Excerpt from a dataset
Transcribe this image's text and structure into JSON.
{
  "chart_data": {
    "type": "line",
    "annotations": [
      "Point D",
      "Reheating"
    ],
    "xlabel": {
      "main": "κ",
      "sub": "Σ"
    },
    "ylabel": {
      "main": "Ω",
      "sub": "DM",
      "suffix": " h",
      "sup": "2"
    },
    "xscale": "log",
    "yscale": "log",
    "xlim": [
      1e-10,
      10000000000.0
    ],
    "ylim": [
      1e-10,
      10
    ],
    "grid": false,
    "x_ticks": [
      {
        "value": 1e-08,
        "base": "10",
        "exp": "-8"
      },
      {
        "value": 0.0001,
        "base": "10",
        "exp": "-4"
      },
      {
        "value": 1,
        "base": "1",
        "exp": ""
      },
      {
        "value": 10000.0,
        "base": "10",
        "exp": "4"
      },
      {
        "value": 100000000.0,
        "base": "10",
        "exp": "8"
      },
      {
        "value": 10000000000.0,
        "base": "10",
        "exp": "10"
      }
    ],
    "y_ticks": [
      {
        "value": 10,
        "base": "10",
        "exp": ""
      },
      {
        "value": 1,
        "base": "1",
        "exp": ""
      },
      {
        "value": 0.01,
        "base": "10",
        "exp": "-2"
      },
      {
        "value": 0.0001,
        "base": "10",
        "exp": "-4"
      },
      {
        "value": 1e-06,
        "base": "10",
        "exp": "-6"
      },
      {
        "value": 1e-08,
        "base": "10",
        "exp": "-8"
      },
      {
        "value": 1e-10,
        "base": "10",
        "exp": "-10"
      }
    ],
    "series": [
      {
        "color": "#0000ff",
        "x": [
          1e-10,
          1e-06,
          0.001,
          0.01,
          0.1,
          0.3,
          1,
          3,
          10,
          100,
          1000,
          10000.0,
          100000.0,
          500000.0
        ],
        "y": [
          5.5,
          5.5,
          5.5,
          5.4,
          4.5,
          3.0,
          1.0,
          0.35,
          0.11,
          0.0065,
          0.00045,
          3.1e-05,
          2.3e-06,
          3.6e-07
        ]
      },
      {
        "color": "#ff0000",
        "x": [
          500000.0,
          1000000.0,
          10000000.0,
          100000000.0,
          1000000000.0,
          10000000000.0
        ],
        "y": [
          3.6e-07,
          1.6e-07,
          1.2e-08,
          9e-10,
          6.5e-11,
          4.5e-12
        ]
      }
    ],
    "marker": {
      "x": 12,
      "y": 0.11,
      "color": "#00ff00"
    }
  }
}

STATED GOAL: Please reproduce each record precisely as written.

SOLUTION FOR THIS TASK:
Transcribe this image's text and structure into JSON.
{
  "chart_data": {
    "type": "line",
    "annotations": [
      "Point D",
      "Reheating"
    ],
    "xlabel": {
      "main": "κ",
      "sub": "Σ"
    },
    "ylabel": {
      "main": "Ω",
      "sub": "DM",
      "suffix": " h",
      "sup": "2"
    },
    "xscale": "log",
    "yscale": "log",
    "xlim": [
      1e-10,
      10000000000.0
    ],
    "ylim": [
      1e-10,
      10
    ],
    "grid": false,
    "x_ticks": [
      {
        "value": 1e-08,
        "base": "10",
        "exp": "-8"
      },
      {
        "value": 0.0001,
        "base": "10",
        "exp": "-4"
      },
      {
        "value": 1,
        "base": "1",
        "exp": ""
      },
      {
        "value": 10000.0,
        "base": "10",
        "exp": "4"
      },
      {
        "value": 100000000.0,
        "base": "10",
        "exp": "8"
      },
      {
        "value": 10000000000.0,
        "base": "10",
        "exp": "10"
      }
    ],
    "y_ticks": [
      {
        "value": 10,
        "base": "10",
        "exp": ""
      },
      {
        "value": 1,
        "base": "1",
        "exp": ""
      },
      {
        "value": 0.01,
        "base": "10",
        "exp": "-2"
      },
      {
        "value": 0.0001,
        "base": "10",
        "exp": "-4"
      },
      {
        "value": 1e-06,
        "base": "10",
        "exp": "-6"
      },
      {
        "value": 1e-08,
        "base": "10",
        "exp": "-8"
      },
      {
        "value": 1e-10,
        "base": "10",
        "exp": "-10"
      }
    ],
    "series": [
      {
        "color": "#0000ff",
        "x": [
          1e-10,
          1e-06,
          0.001,
          0.01,
          0.1,
          0.3,
          1,
          3,
          10,
          100,
          1000,
          10000.0,
          100000.0,
          500000.0
        ],
        "y": [
          5.5,
          5.5,
          5.5,
          5.4,
          4.5,
          3.0,
          1.0,
          0.35,
          0.11,
          0.0065,
          0.00045,
          3.1e-05,
          2.3e-06,
          3.6e-07
        ]
      },
      {
        "color": "#ff0000",
        "x": [
          500000.0,
          1000000.0,
          10000000.0,
          100000000.0,
          1000000000.0,
          10000000000.0
        ],
        "y": [
          3.6e-07,
          1.6e-07,
          1.2e-08,
          9e-10,
          6.5e-11,
          4.5e-12
        ]
      }
    ],
    "marker": {
      "x": 12,
      "y": 0.11,
      "color": "#00ff00"
    }
  }
}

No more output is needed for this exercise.